» **Stored records**:
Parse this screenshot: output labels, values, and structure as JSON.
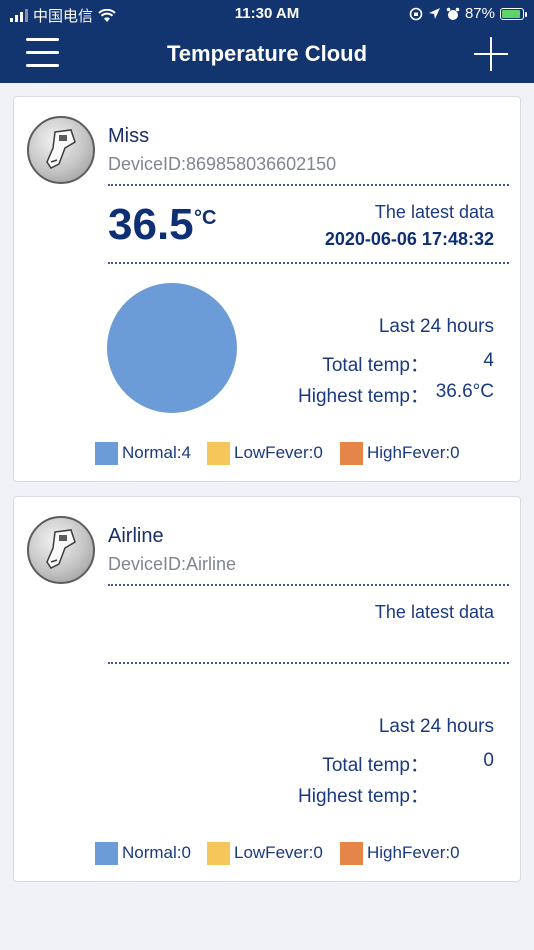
{
  "status_bar": {
    "carrier": "中国电信",
    "time": "11:30 AM",
    "battery_percent": "87%",
    "battery_level": 0.87
  },
  "header": {
    "title": "Temperature Cloud",
    "menu_icon": "hamburger-menu-icon",
    "add_icon": "plus-icon"
  },
  "colors": {
    "header_bg": "#12346f",
    "normal": "#6b9cd8",
    "low_fever": "#f5c75a",
    "high_fever": "#e4864a"
  },
  "devices": [
    {
      "name": "Miss",
      "device_id": "DeviceID:869858036602150",
      "temperature": "36.5",
      "temperature_unit": "°C",
      "latest_label": "The latest data",
      "latest_datetime": "2020-06-06 17:48:32",
      "last24_label": "Last 24 hours",
      "total_label": "Total temp：",
      "total_value": "4",
      "highest_label": "Highest temp：",
      "highest_value": "36.6°C",
      "legend": {
        "normal": "Normal:4",
        "low_fever": "LowFever:0",
        "high_fever": "HighFever:0"
      },
      "pie_data": {
        "normal": 4,
        "low_fever": 0,
        "high_fever": 0
      }
    },
    {
      "name": "Airline",
      "device_id": "DeviceID:Airline",
      "temperature": "",
      "temperature_unit": "",
      "latest_label": "The latest data",
      "latest_datetime": "",
      "last24_label": "Last 24 hours",
      "total_label": "Total temp：",
      "total_value": "0",
      "highest_label": "Highest temp：",
      "highest_value": "",
      "legend": {
        "normal": "Normal:0",
        "low_fever": "LowFever:0",
        "high_fever": "HighFever:0"
      },
      "pie_data": {
        "normal": 0,
        "low_fever": 0,
        "high_fever": 0
      }
    }
  ]
}
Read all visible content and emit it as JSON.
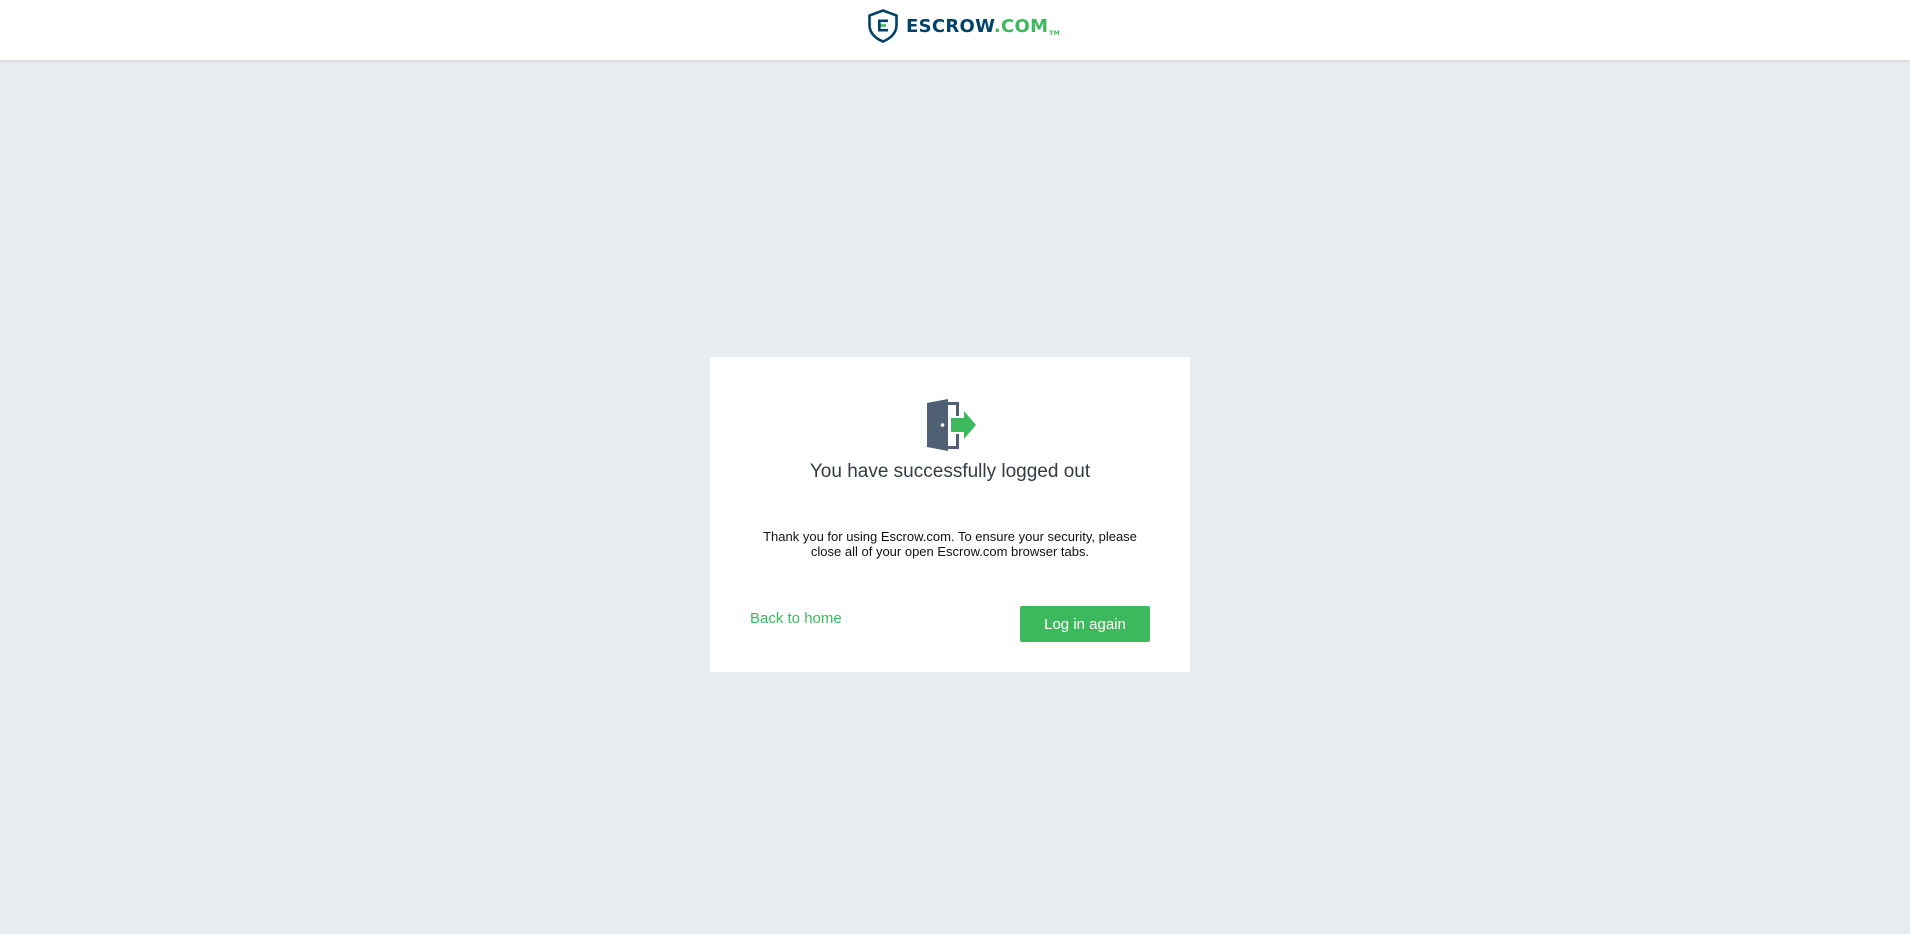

» **BRIEF**: Write the records out again in full, exactly, and skip every picture.

» **ANSWER BELOW**:
Parse this screenshot: output labels, values, and structure as JSON.
{
  "status_bar": {
    "carrier": "中国电信",
    "time": "11:30 AM",
    "battery_percent": "87%",
    "battery_level": 0.87
  },
  "header": {
    "title": "Temperature Cloud",
    "menu_icon": "hamburger-menu-icon",
    "add_icon": "plus-icon"
  },
  "colors": {
    "header_bg": "#12346f",
    "normal": "#6b9cd8",
    "low_fever": "#f5c75a",
    "high_fever": "#e4864a"
  },
  "devices": [
    {
      "name": "Miss",
      "device_id": "DeviceID:869858036602150",
      "temperature": "36.5",
      "temperature_unit": "°C",
      "latest_label": "The latest data",
      "latest_datetime": "2020-06-06 17:48:32",
      "last24_label": "Last 24 hours",
      "total_label": "Total temp：",
      "total_value": "4",
      "highest_label": "Highest temp：",
      "highest_value": "36.6°C",
      "legend": {
        "normal": "Normal:4",
        "low_fever": "LowFever:0",
        "high_fever": "HighFever:0"
      },
      "pie_data": {
        "normal": 4,
        "low_fever": 0,
        "high_fever": 0
      }
    },
    {
      "name": "Airline",
      "device_id": "DeviceID:Airline",
      "temperature": "",
      "temperature_unit": "",
      "latest_label": "The latest data",
      "latest_datetime": "",
      "last24_label": "Last 24 hours",
      "total_label": "Total temp：",
      "total_value": "0",
      "highest_label": "Highest temp：",
      "highest_value": "",
      "legend": {
        "normal": "Normal:0",
        "low_fever": "LowFever:0",
        "high_fever": "HighFever:0"
      },
      "pie_data": {
        "normal": 0,
        "low_fever": 0,
        "high_fever": 0
      }
    }
  ]
}
Read all visible content and emit it as JSON.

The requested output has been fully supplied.